━━ Material for the task

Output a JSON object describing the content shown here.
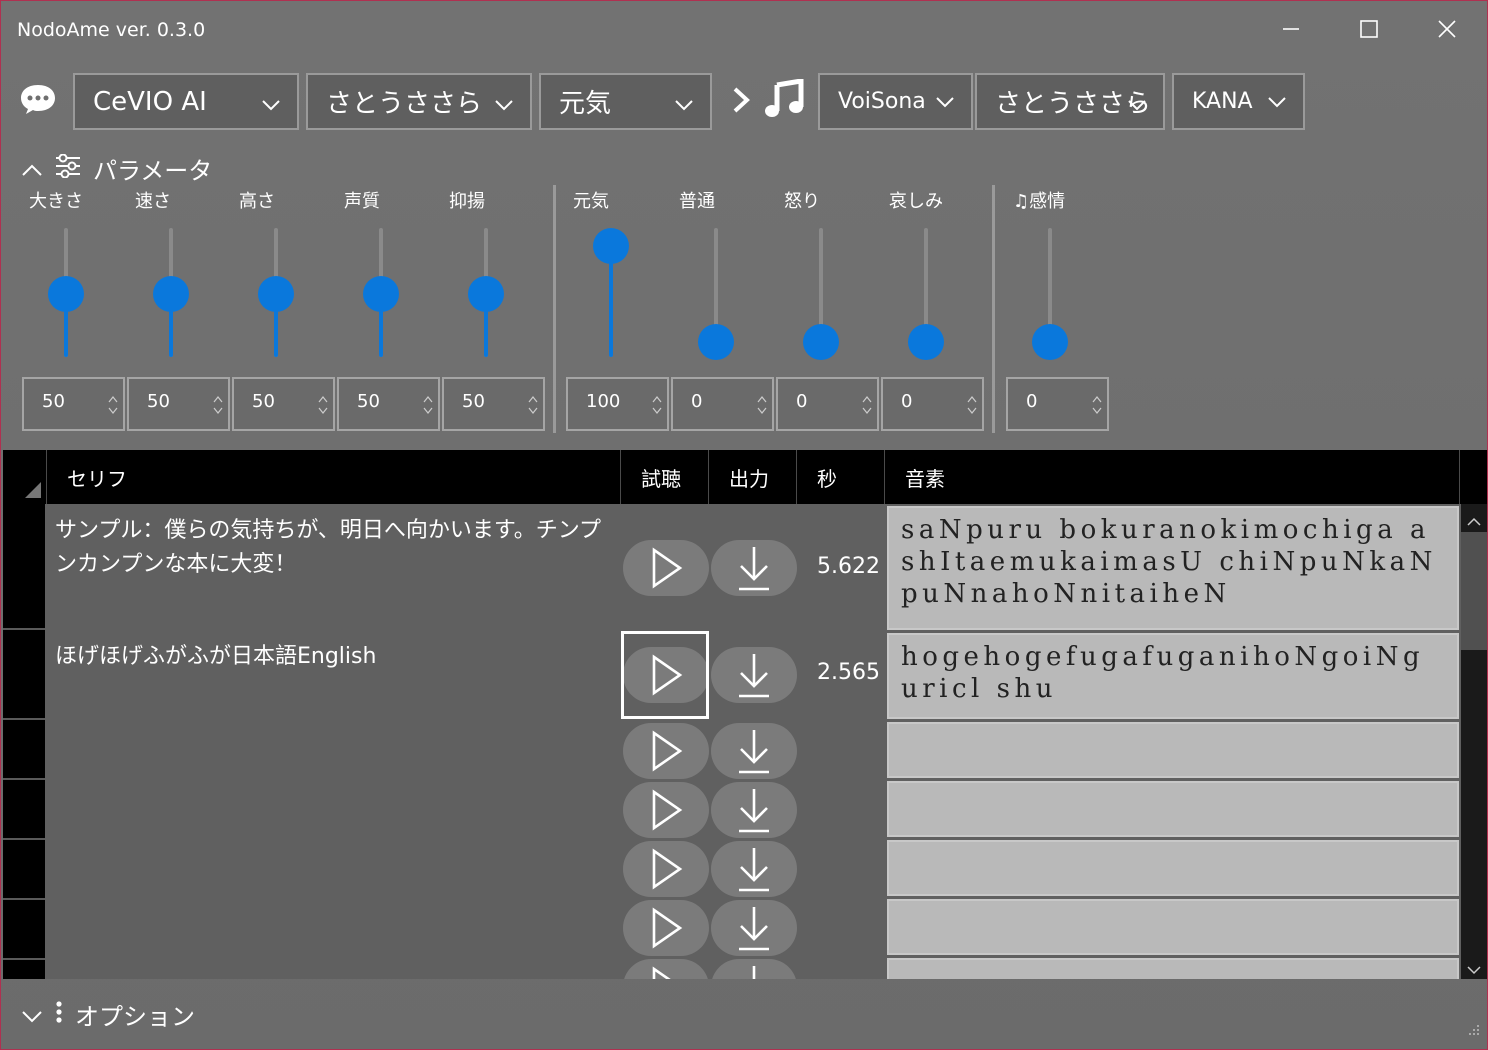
{
  "window": {
    "title": "NodoAme ver. 0.3.0"
  },
  "toolbar": {
    "engine": "CeVIO AI",
    "voice": "さとうささら",
    "style": "元気",
    "target_engine": "VoiSona",
    "target_voice": "さとうささら",
    "mode": "KANA"
  },
  "params": {
    "header": "パラメータ",
    "labels": [
      "大きさ",
      "速さ",
      "高さ",
      "声質",
      "抑揚"
    ],
    "values": [
      "50",
      "50",
      "50",
      "50",
      "50"
    ],
    "levels": [
      0.5,
      0.5,
      0.5,
      0.5,
      0.5
    ],
    "emotion_labels": [
      "元気",
      "普通",
      "怒り",
      "哀しみ"
    ],
    "emotion_values": [
      "100",
      "0",
      "0",
      "0"
    ],
    "emotion_levels": [
      1.0,
      0,
      0,
      0
    ],
    "song_label": "♫感情",
    "song_value": "0",
    "song_level": 0,
    "accent": "#0a78dc"
  },
  "grid": {
    "headers": {
      "serifu": "セリフ",
      "listen": "試聴",
      "output": "出力",
      "sec": "秒",
      "phoneme": "音素"
    },
    "rows": [
      {
        "serifu": "サンプル：僕らの気持ちが、明日へ向かいます。チンプンカンプンな本に大変！",
        "seconds": "5.622",
        "phoneme": "saNpuru bokuranokimochiga ashItaemukaimasU chiNpuNkaNpuNnahoNnitaiheN"
      },
      {
        "serifu": "ほげほげふがふが日本語English",
        "seconds": "2.565",
        "phoneme": "hogehogefugafuganihoNgoiNguricl shu"
      }
    ]
  },
  "options": {
    "label": "オプション"
  }
}
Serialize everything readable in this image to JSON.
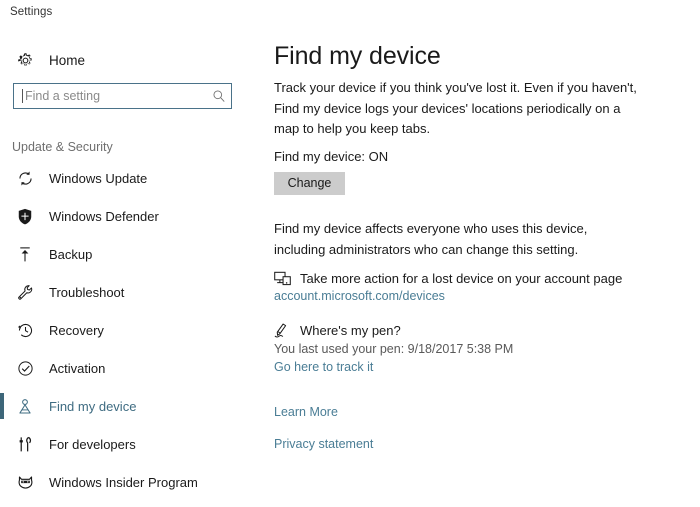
{
  "window": {
    "title": "Settings"
  },
  "sidebar": {
    "home": {
      "label": "Home",
      "icon": "gear-icon"
    },
    "search": {
      "placeholder": "Find a setting",
      "value": "",
      "icon": "search-icon"
    },
    "group_header": "Update & Security",
    "items": [
      {
        "label": "Windows Update",
        "icon": "sync-icon",
        "selected": false
      },
      {
        "label": "Windows Defender",
        "icon": "shield-icon",
        "selected": false
      },
      {
        "label": "Backup",
        "icon": "upload-icon",
        "selected": false
      },
      {
        "label": "Troubleshoot",
        "icon": "wrench-icon",
        "selected": false
      },
      {
        "label": "Recovery",
        "icon": "history-clock-icon",
        "selected": false
      },
      {
        "label": "Activation",
        "icon": "check-circle-icon",
        "selected": false
      },
      {
        "label": "Find my device",
        "icon": "person-location-icon",
        "selected": true
      },
      {
        "label": "For developers",
        "icon": "tools-icon",
        "selected": false
      },
      {
        "label": "Windows Insider Program",
        "icon": "ninja-cat-icon",
        "selected": false
      }
    ]
  },
  "main": {
    "page_title": "Find my device",
    "intro": "Track your device if you think you've lost it. Even if you haven't, Find my device logs your devices' locations periodically on a map to help you keep tabs.",
    "status_line": "Find my device: ON",
    "change_button": "Change",
    "affects_text": "Find my device affects everyone who uses this device, including administrators who can change this setting.",
    "devices_block": {
      "icon": "devices-icon",
      "text": "Take more action for a lost device on your account page",
      "link": "account.microsoft.com/devices"
    },
    "pen_block": {
      "icon": "pen-icon",
      "heading": "Where's my pen?",
      "last_used": "You last used your pen: 9/18/2017 5:38 PM",
      "link": "Go here to track it"
    },
    "learn_more": "Learn More",
    "privacy_statement": "Privacy statement"
  },
  "colors": {
    "accent": "#3d6679",
    "link": "#4a7d95",
    "button_bg": "#cccccc",
    "search_border": "#4a7289",
    "muted_text": "#6f6f6f",
    "background": "#ffffff"
  }
}
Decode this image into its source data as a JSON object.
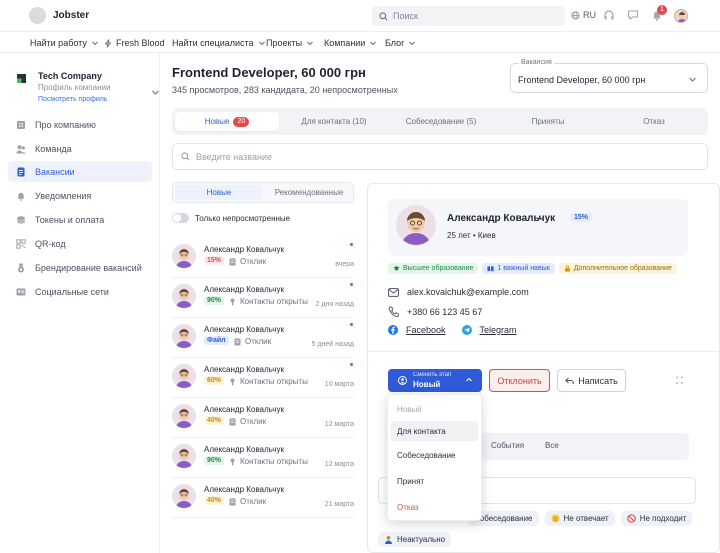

━━━━

• Given instruction:
All of the material above is to be copied exactly, except for its images.

• Correct output:
Output a JSON object describing the content shown here.
{
  "window": {
    "title": "NodoAme ver. 0.3.0"
  },
  "toolbar": {
    "engine": "CeVIO AI",
    "voice": "さとうささら",
    "style": "元気",
    "target_engine": "VoiSona",
    "target_voice": "さとうささら",
    "mode": "KANA"
  },
  "params": {
    "header": "パラメータ",
    "labels": [
      "大きさ",
      "速さ",
      "高さ",
      "声質",
      "抑揚"
    ],
    "values": [
      "50",
      "50",
      "50",
      "50",
      "50"
    ],
    "levels": [
      0.5,
      0.5,
      0.5,
      0.5,
      0.5
    ],
    "emotion_labels": [
      "元気",
      "普通",
      "怒り",
      "哀しみ"
    ],
    "emotion_values": [
      "100",
      "0",
      "0",
      "0"
    ],
    "emotion_levels": [
      1.0,
      0,
      0,
      0
    ],
    "song_label": "♫感情",
    "song_value": "0",
    "song_level": 0,
    "accent": "#0a78dc"
  },
  "grid": {
    "headers": {
      "serifu": "セリフ",
      "listen": "試聴",
      "output": "出力",
      "sec": "秒",
      "phoneme": "音素"
    },
    "rows": [
      {
        "serifu": "サンプル：僕らの気持ちが、明日へ向かいます。チンプンカンプンな本に大変！",
        "seconds": "5.622",
        "phoneme": "saNpuru bokuranokimochiga ashItaemukaimasU chiNpuNkaNpuNnahoNnitaiheN"
      },
      {
        "serifu": "ほげほげふがふが日本語English",
        "seconds": "2.565",
        "phoneme": "hogehogefugafuganihoNgoiNguricl shu"
      }
    ]
  },
  "options": {
    "label": "オプション"
  }
}
Serialize everything readable in this image to JSON.
{
  "window": {
    "title": "Settings"
  },
  "sidebar": {
    "home": {
      "label": "Home",
      "icon": "gear-icon"
    },
    "search": {
      "placeholder": "Find a setting",
      "value": "",
      "icon": "search-icon"
    },
    "group_header": "Update & Security",
    "items": [
      {
        "label": "Windows Update",
        "icon": "sync-icon",
        "selected": false
      },
      {
        "label": "Windows Defender",
        "icon": "shield-icon",
        "selected": false
      },
      {
        "label": "Backup",
        "icon": "upload-icon",
        "selected": false
      },
      {
        "label": "Troubleshoot",
        "icon": "wrench-icon",
        "selected": false
      },
      {
        "label": "Recovery",
        "icon": "history-clock-icon",
        "selected": false
      },
      {
        "label": "Activation",
        "icon": "check-circle-icon",
        "selected": false
      },
      {
        "label": "Find my device",
        "icon": "person-location-icon",
        "selected": true
      },
      {
        "label": "For developers",
        "icon": "tools-icon",
        "selected": false
      },
      {
        "label": "Windows Insider Program",
        "icon": "ninja-cat-icon",
        "selected": false
      }
    ]
  },
  "main": {
    "page_title": "Find my device",
    "intro": "Track your device if you think you've lost it. Even if you haven't, Find my device logs your devices' locations periodically on a map to help you keep tabs.",
    "status_line": "Find my device: ON",
    "change_button": "Change",
    "affects_text": "Find my device affects everyone who uses this device, including administrators who can change this setting.",
    "devices_block": {
      "icon": "devices-icon",
      "text": "Take more action for a lost device on your account page",
      "link": "account.microsoft.com/devices"
    },
    "pen_block": {
      "icon": "pen-icon",
      "heading": "Where's my pen?",
      "last_used": "You last used your pen: 9/18/2017 5:38 PM",
      "link": "Go here to track it"
    },
    "learn_more": "Learn More",
    "privacy_statement": "Privacy statement"
  },
  "colors": {
    "accent": "#3d6679",
    "link": "#4a7d95",
    "button_bg": "#cccccc",
    "search_border": "#4a7289",
    "muted_text": "#6f6f6f",
    "background": "#ffffff"
  }
}
Decode this image into its source data as a JSON object.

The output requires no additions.